• _Task directions_
Print every entry word for word, but omit the pictures.

• _Listing_
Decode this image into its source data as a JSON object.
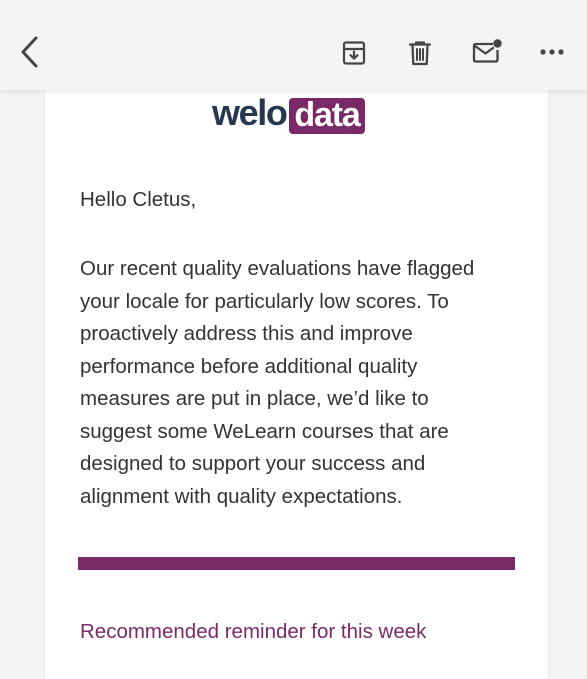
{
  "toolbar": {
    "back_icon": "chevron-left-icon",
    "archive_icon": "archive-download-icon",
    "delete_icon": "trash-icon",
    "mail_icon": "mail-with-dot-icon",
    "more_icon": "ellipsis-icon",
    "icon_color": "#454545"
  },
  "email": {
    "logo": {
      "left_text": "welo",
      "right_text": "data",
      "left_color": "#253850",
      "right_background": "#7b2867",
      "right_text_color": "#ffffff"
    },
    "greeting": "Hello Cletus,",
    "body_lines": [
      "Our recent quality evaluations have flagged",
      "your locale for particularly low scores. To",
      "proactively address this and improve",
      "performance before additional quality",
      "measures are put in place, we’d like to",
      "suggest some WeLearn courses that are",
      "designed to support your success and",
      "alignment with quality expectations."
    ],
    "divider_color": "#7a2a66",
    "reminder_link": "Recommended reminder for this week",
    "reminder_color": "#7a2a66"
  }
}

• _Answer to this exercise_
Decode this image into its source data as a JSON object.
{
  "toolbar": {
    "back_icon": "chevron-left-icon",
    "archive_icon": "archive-download-icon",
    "delete_icon": "trash-icon",
    "mail_icon": "mail-with-dot-icon",
    "more_icon": "ellipsis-icon",
    "icon_color": "#454545"
  },
  "email": {
    "logo": {
      "left_text": "welo",
      "right_text": "data",
      "left_color": "#253850",
      "right_background": "#7b2867",
      "right_text_color": "#ffffff"
    },
    "greeting": "Hello Cletus,",
    "body_lines": [
      "Our recent quality evaluations have flagged",
      "your locale for particularly low scores. To",
      "proactively address this and improve",
      "performance before additional quality",
      "measures are put in place, we’d like to",
      "suggest some WeLearn courses that are",
      "designed to support your success and",
      "alignment with quality expectations."
    ],
    "divider_color": "#7a2a66",
    "reminder_link": "Recommended reminder for this week",
    "reminder_color": "#7a2a66"
  }
}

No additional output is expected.